=== Exercise brief ===
Your task is to print all of the material verbatim.

(Collected data entries)
START

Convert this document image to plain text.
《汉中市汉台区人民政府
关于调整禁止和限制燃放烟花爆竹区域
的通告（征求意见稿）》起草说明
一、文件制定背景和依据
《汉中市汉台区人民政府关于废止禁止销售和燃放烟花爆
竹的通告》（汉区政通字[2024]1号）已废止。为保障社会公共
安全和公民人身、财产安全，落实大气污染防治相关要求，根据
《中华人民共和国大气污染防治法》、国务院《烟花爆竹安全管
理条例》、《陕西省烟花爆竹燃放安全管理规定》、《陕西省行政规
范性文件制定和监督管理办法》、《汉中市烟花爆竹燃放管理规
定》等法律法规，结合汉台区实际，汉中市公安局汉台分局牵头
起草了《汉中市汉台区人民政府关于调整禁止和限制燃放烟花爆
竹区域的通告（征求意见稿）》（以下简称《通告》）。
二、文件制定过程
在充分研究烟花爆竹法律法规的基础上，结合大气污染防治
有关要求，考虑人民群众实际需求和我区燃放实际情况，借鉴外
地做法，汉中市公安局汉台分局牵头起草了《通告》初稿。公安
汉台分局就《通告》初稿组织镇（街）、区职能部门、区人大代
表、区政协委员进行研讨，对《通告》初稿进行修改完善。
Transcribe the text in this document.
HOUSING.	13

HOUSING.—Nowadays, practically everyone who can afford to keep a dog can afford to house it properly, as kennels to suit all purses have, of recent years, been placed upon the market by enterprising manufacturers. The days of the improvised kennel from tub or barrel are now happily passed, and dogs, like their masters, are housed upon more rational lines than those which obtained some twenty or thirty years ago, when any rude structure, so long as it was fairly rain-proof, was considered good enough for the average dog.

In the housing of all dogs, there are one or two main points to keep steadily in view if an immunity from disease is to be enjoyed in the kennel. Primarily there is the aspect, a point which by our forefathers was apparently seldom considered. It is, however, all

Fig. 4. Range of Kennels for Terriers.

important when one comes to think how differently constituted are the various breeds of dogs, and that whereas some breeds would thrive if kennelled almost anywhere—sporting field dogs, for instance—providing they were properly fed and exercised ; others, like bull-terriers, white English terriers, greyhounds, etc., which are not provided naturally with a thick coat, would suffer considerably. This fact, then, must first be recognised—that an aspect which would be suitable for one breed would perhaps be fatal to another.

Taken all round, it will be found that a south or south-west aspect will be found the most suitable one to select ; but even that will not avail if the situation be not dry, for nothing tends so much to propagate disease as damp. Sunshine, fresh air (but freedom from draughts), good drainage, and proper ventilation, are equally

END

=== Response ===
Convert this document image to plain text.
《汉中市汉台区人民政府
关于调整禁止和限制燃放烟花爆竹区域
的通告（征求意见稿）》起草说明
一、文件制定背景和依据
《汉中市汉台区人民政府关于废止禁止销售和燃放烟花爆
竹的通告》（汉区政通字[2024]1号）已废止。为保障社会公共
安全和公民人身、财产安全，落实大气污染防治相关要求，根据
《中华人民共和国大气污染防治法》、国务院《烟花爆竹安全管
理条例》、《陕西省烟花爆竹燃放安全管理规定》、《陕西省行政规
范性文件制定和监督管理办法》、《汉中市烟花爆竹燃放管理规
定》等法律法规，结合汉台区实际，汉中市公安局汉台分局牵头
起草了《汉中市汉台区人民政府关于调整禁止和限制燃放烟花爆
竹区域的通告（征求意见稿）》（以下简称《通告》）。
二、文件制定过程
在充分研究烟花爆竹法律法规的基础上，结合大气污染防治
有关要求，考虑人民群众实际需求和我区燃放实际情况，借鉴外
地做法，汉中市公安局汉台分局牵头起草了《通告》初稿。公安
汉台分局就《通告》初稿组织镇（街）、区职能部门、区人大代
表、区政协委员进行研讨，对《通告》初稿进行修改完善。
Transcribe the text in this document.
HOUSING.	13

HOUSING.—Nowadays, practically everyone who can afford to keep a dog can afford to house it properly, as kennels to suit all purses have, of recent years, been placed upon the market by enterprising manufacturers. The days of the improvised kennel from tub or barrel are now happily passed, and dogs, like their masters, are housed upon more rational lines than those which obtained some twenty or thirty years ago, when any rude structure, so long as it was fairly rain-proof, was considered good enough for the average dog.

In the housing of all dogs, there are one or two main points to keep steadily in view if an immunity from disease is to be enjoyed in the kennel. Primarily there is the aspect, a point which by our forefathers was apparently seldom considered. It is, however, all

Fig. 4. Range of Kennels for Terriers.

important when one comes to think how differently constituted are the various breeds of dogs, and that whereas some breeds would thrive if kennelled almost anywhere—sporting field dogs, for instance—providing they were properly fed and exercised ; others, like bull-terriers, white English terriers, greyhounds, etc., which are not provided naturally with a thick coat, would suffer considerably. This fact, then, must first be recognised—that an aspect which would be suitable for one breed would perhaps be fatal to another.

Taken all round, it will be found that a south or south-west aspect will be found the most suitable one to select ; but even that will not avail if the situation be not dry, for nothing tends so much to propagate disease as damp. Sunshine, fresh air (but freedom from draughts), good drainage, and proper ventilation, are equally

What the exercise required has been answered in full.